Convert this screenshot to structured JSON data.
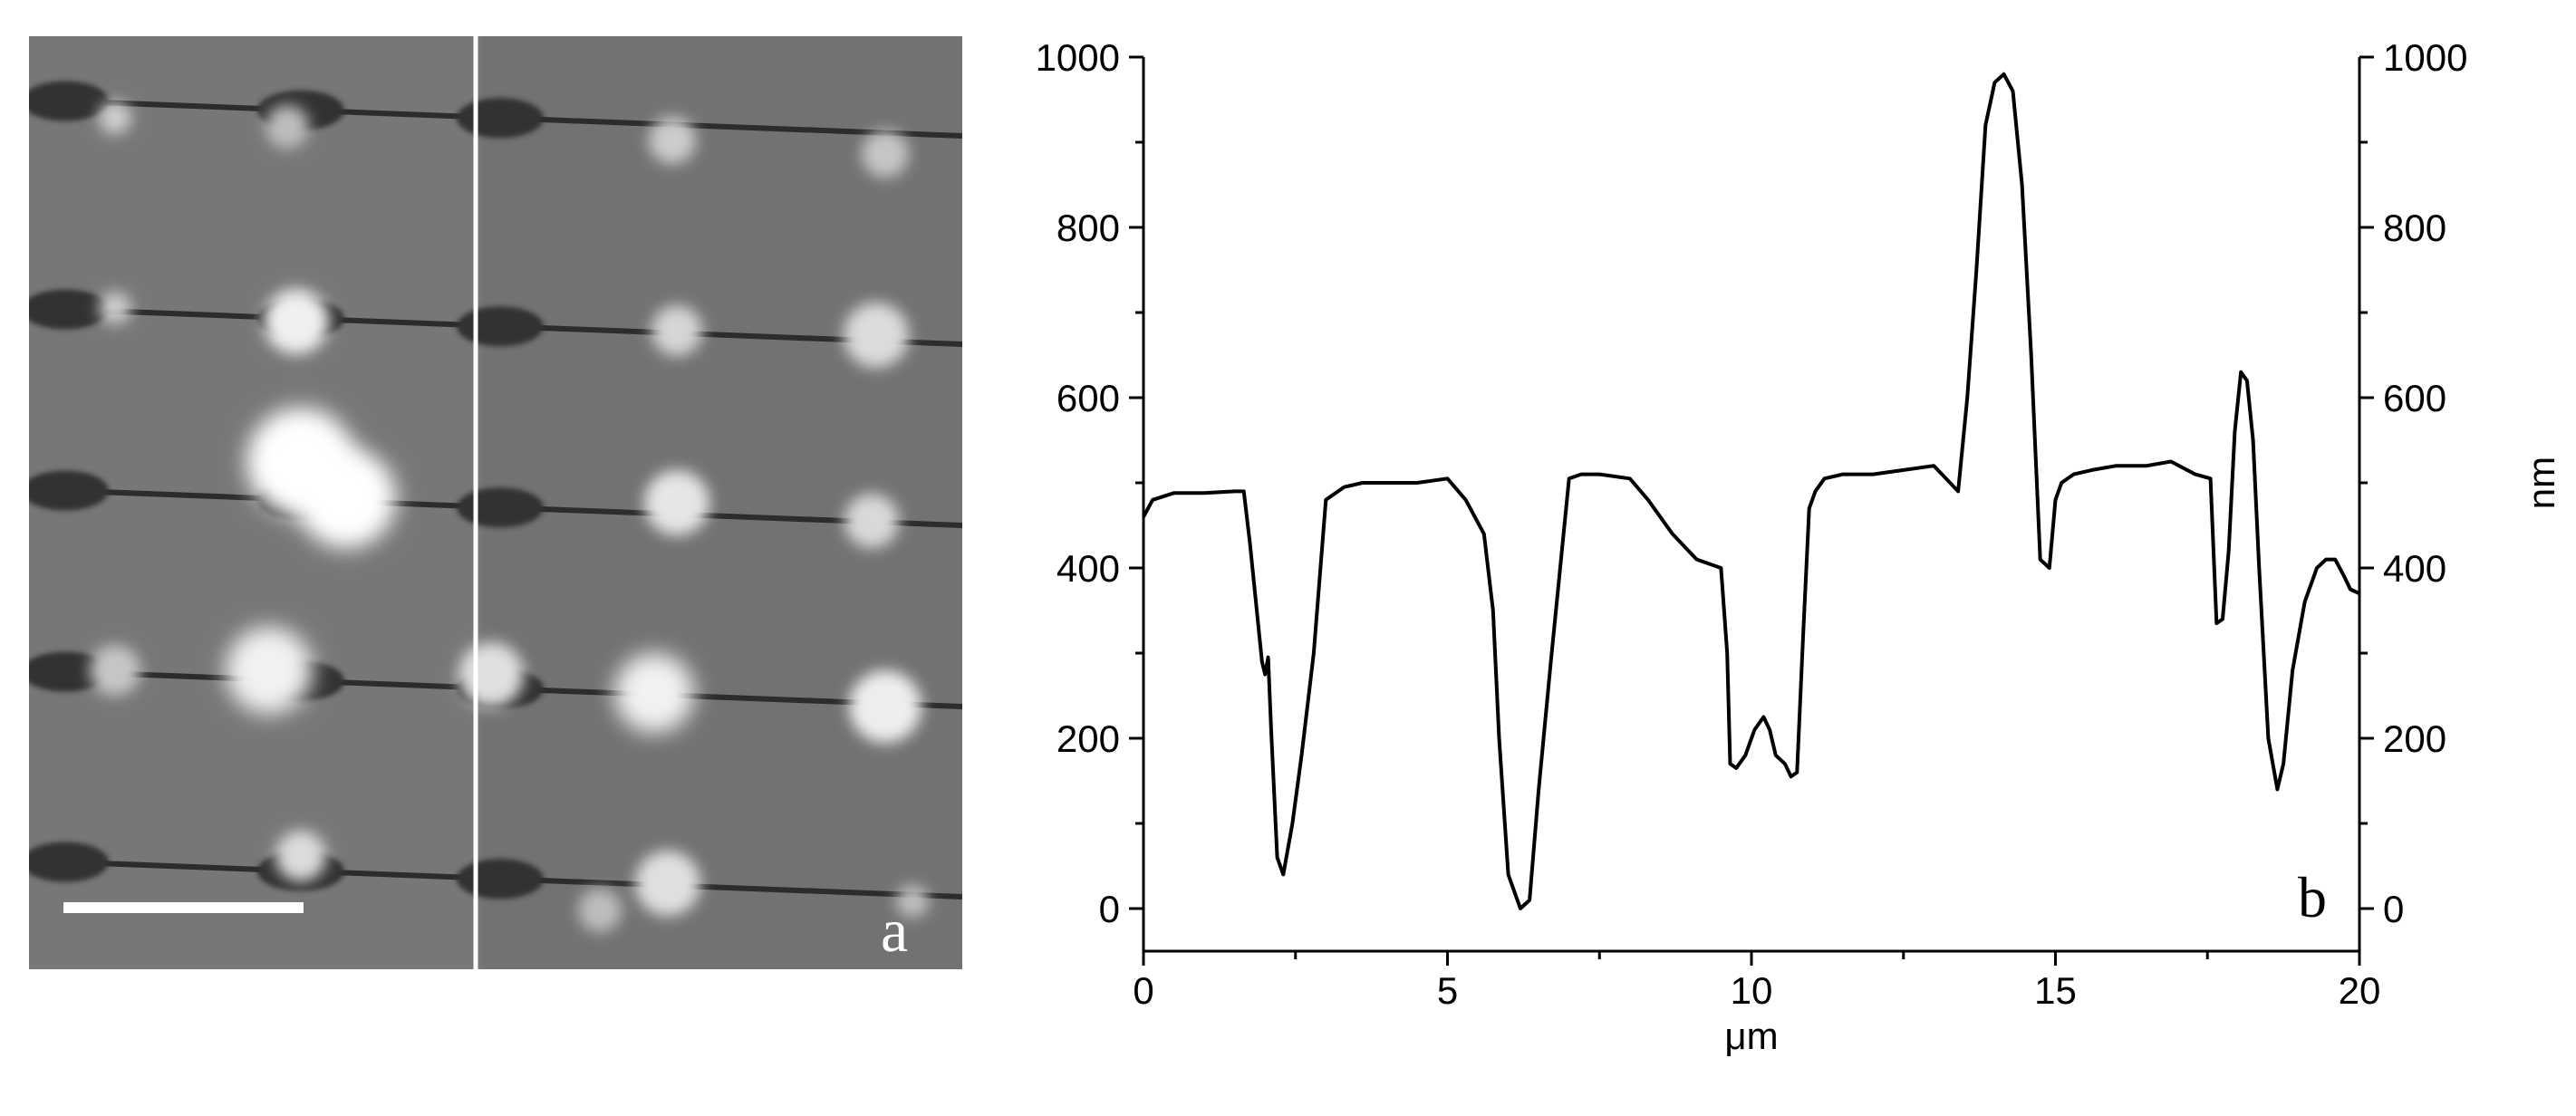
{
  "panels": {
    "a": {
      "letter": "a"
    },
    "b": {
      "letter": "b"
    }
  },
  "chart_data": {
    "type": "line",
    "xlabel": "μm",
    "ylabel_right": "nm",
    "xlim": [
      0,
      20
    ],
    "ylim": [
      -50,
      1000
    ],
    "xticks": [
      0,
      5,
      10,
      15,
      20
    ],
    "yticks": [
      0,
      200,
      400,
      600,
      800,
      1000
    ],
    "grid": false,
    "series": [
      {
        "color": "#000000",
        "x": [
          0,
          0.15,
          0.5,
          1.0,
          1.5,
          1.65,
          1.75,
          1.85,
          1.95,
          2.0,
          2.05,
          2.1,
          2.2,
          2.3,
          2.45,
          2.6,
          2.8,
          3.0,
          3.3,
          3.6,
          4.0,
          4.5,
          5.0,
          5.3,
          5.6,
          5.75,
          5.85,
          6.0,
          6.2,
          6.35,
          6.5,
          6.7,
          7.0,
          7.2,
          7.5,
          8.0,
          8.3,
          8.7,
          9.1,
          9.5,
          9.6,
          9.65,
          9.75,
          9.9,
          10.05,
          10.2,
          10.3,
          10.4,
          10.55,
          10.65,
          10.75,
          10.85,
          10.95,
          11.05,
          11.2,
          11.5,
          12.0,
          12.5,
          13.0,
          13.2,
          13.4,
          13.55,
          13.7,
          13.85,
          14.0,
          14.15,
          14.3,
          14.45,
          14.6,
          14.75,
          14.9,
          15.0,
          15.1,
          15.3,
          15.6,
          16.0,
          16.5,
          16.9,
          17.3,
          17.55,
          17.65,
          17.75,
          17.85,
          17.95,
          18.05,
          18.15,
          18.25,
          18.35,
          18.5,
          18.65,
          18.75,
          18.9,
          19.1,
          19.3,
          19.45,
          19.6,
          19.75,
          19.85,
          20.0
        ],
        "values": [
          460,
          480,
          488,
          488,
          490,
          490,
          430,
          360,
          290,
          275,
          295,
          210,
          60,
          40,
          100,
          180,
          300,
          480,
          495,
          500,
          500,
          500,
          505,
          480,
          440,
          350,
          200,
          40,
          0,
          10,
          140,
          290,
          505,
          510,
          510,
          505,
          480,
          440,
          410,
          400,
          300,
          170,
          165,
          180,
          210,
          225,
          210,
          180,
          170,
          155,
          160,
          320,
          470,
          490,
          505,
          510,
          510,
          515,
          520,
          505,
          490,
          600,
          750,
          920,
          970,
          980,
          960,
          850,
          650,
          410,
          400,
          480,
          500,
          510,
          515,
          520,
          520,
          525,
          510,
          505,
          335,
          340,
          420,
          560,
          630,
          620,
          550,
          400,
          200,
          140,
          170,
          280,
          360,
          400,
          410,
          410,
          390,
          375,
          370
        ]
      }
    ]
  },
  "colors": {
    "afm_background": "#777777",
    "axis": "#000000",
    "trace": "#000000",
    "scale_bar": "#ffffff",
    "scan_line": "#ffffff"
  }
}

▸ **Given instruction**:
Reproduce the material in full, word for word, and omit the pictures.

▸ **Answer to this task**:
Convert this screenshot to structured JSON data.
{
  "panels": {
    "a": {
      "letter": "a"
    },
    "b": {
      "letter": "b"
    }
  },
  "chart_data": {
    "type": "line",
    "xlabel": "μm",
    "ylabel_right": "nm",
    "xlim": [
      0,
      20
    ],
    "ylim": [
      -50,
      1000
    ],
    "xticks": [
      0,
      5,
      10,
      15,
      20
    ],
    "yticks": [
      0,
      200,
      400,
      600,
      800,
      1000
    ],
    "grid": false,
    "series": [
      {
        "color": "#000000",
        "x": [
          0,
          0.15,
          0.5,
          1.0,
          1.5,
          1.65,
          1.75,
          1.85,
          1.95,
          2.0,
          2.05,
          2.1,
          2.2,
          2.3,
          2.45,
          2.6,
          2.8,
          3.0,
          3.3,
          3.6,
          4.0,
          4.5,
          5.0,
          5.3,
          5.6,
          5.75,
          5.85,
          6.0,
          6.2,
          6.35,
          6.5,
          6.7,
          7.0,
          7.2,
          7.5,
          8.0,
          8.3,
          8.7,
          9.1,
          9.5,
          9.6,
          9.65,
          9.75,
          9.9,
          10.05,
          10.2,
          10.3,
          10.4,
          10.55,
          10.65,
          10.75,
          10.85,
          10.95,
          11.05,
          11.2,
          11.5,
          12.0,
          12.5,
          13.0,
          13.2,
          13.4,
          13.55,
          13.7,
          13.85,
          14.0,
          14.15,
          14.3,
          14.45,
          14.6,
          14.75,
          14.9,
          15.0,
          15.1,
          15.3,
          15.6,
          16.0,
          16.5,
          16.9,
          17.3,
          17.55,
          17.65,
          17.75,
          17.85,
          17.95,
          18.05,
          18.15,
          18.25,
          18.35,
          18.5,
          18.65,
          18.75,
          18.9,
          19.1,
          19.3,
          19.45,
          19.6,
          19.75,
          19.85,
          20.0
        ],
        "values": [
          460,
          480,
          488,
          488,
          490,
          490,
          430,
          360,
          290,
          275,
          295,
          210,
          60,
          40,
          100,
          180,
          300,
          480,
          495,
          500,
          500,
          500,
          505,
          480,
          440,
          350,
          200,
          40,
          0,
          10,
          140,
          290,
          505,
          510,
          510,
          505,
          480,
          440,
          410,
          400,
          300,
          170,
          165,
          180,
          210,
          225,
          210,
          180,
          170,
          155,
          160,
          320,
          470,
          490,
          505,
          510,
          510,
          515,
          520,
          505,
          490,
          600,
          750,
          920,
          970,
          980,
          960,
          850,
          650,
          410,
          400,
          480,
          500,
          510,
          515,
          520,
          520,
          525,
          510,
          505,
          335,
          340,
          420,
          560,
          630,
          620,
          550,
          400,
          200,
          140,
          170,
          280,
          360,
          400,
          410,
          410,
          390,
          375,
          370
        ]
      }
    ]
  },
  "colors": {
    "afm_background": "#777777",
    "axis": "#000000",
    "trace": "#000000",
    "scale_bar": "#ffffff",
    "scan_line": "#ffffff"
  }
}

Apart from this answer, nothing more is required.